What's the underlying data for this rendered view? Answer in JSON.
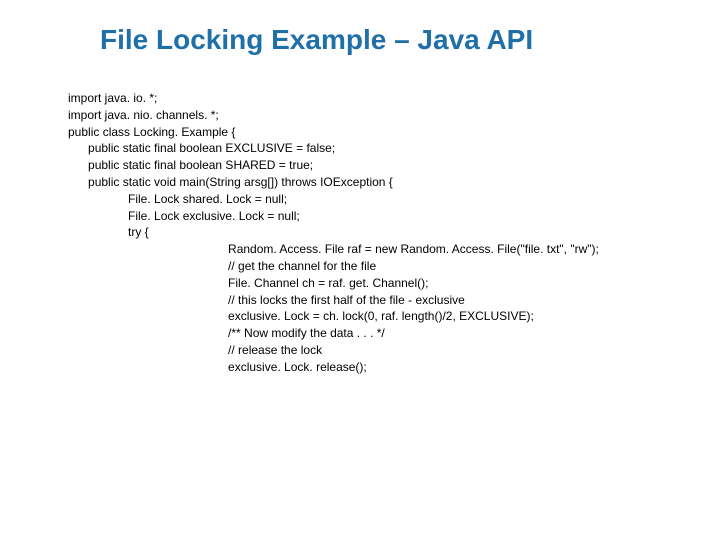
{
  "title": "File Locking Example – Java API",
  "code": {
    "l1": "import java. io. *;",
    "l2": "import java. nio. channels. *;",
    "l3": "public class Locking. Example {",
    "l4": "public static final boolean EXCLUSIVE = false;",
    "l5": "public static final boolean SHARED = true;",
    "l6": "public static void main(String arsg[]) throws IOException {",
    "l7": "File. Lock shared. Lock = null;",
    "l8": "File. Lock exclusive. Lock = null;",
    "l9": "try {",
    "l10": "Random. Access. File raf = new Random. Access. File(\"file. txt\", \"rw\");",
    "l11": "// get the channel for the file",
    "l12": "File. Channel ch = raf. get. Channel();",
    "l13": "// this locks the first half of the file - exclusive",
    "l14": "exclusive. Lock = ch. lock(0, raf. length()/2, EXCLUSIVE);",
    "l15": "/** Now modify the data . . . */",
    "l16": "// release the lock",
    "l17": "exclusive. Lock. release();"
  },
  "indent": {
    "i0": "",
    "i1": "      ",
    "i2": "                  ",
    "i3": "                                                "
  }
}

============

Drop the pictures and reproduce the rest of the entries above exactly.

Answer below |
What's the underlying data for this rendered view? Answer in JSON.
{
  "title": "File Locking Example – Java API",
  "code": {
    "l1": "import java. io. *;",
    "l2": "import java. nio. channels. *;",
    "l3": "public class Locking. Example {",
    "l4": "public static final boolean EXCLUSIVE = false;",
    "l5": "public static final boolean SHARED = true;",
    "l6": "public static void main(String arsg[]) throws IOException {",
    "l7": "File. Lock shared. Lock = null;",
    "l8": "File. Lock exclusive. Lock = null;",
    "l9": "try {",
    "l10": "Random. Access. File raf = new Random. Access. File(\"file. txt\", \"rw\");",
    "l11": "// get the channel for the file",
    "l12": "File. Channel ch = raf. get. Channel();",
    "l13": "// this locks the first half of the file - exclusive",
    "l14": "exclusive. Lock = ch. lock(0, raf. length()/2, EXCLUSIVE);",
    "l15": "/** Now modify the data . . . */",
    "l16": "// release the lock",
    "l17": "exclusive. Lock. release();"
  },
  "indent": {
    "i0": "",
    "i1": "      ",
    "i2": "                  ",
    "i3": "                                                "
  }
}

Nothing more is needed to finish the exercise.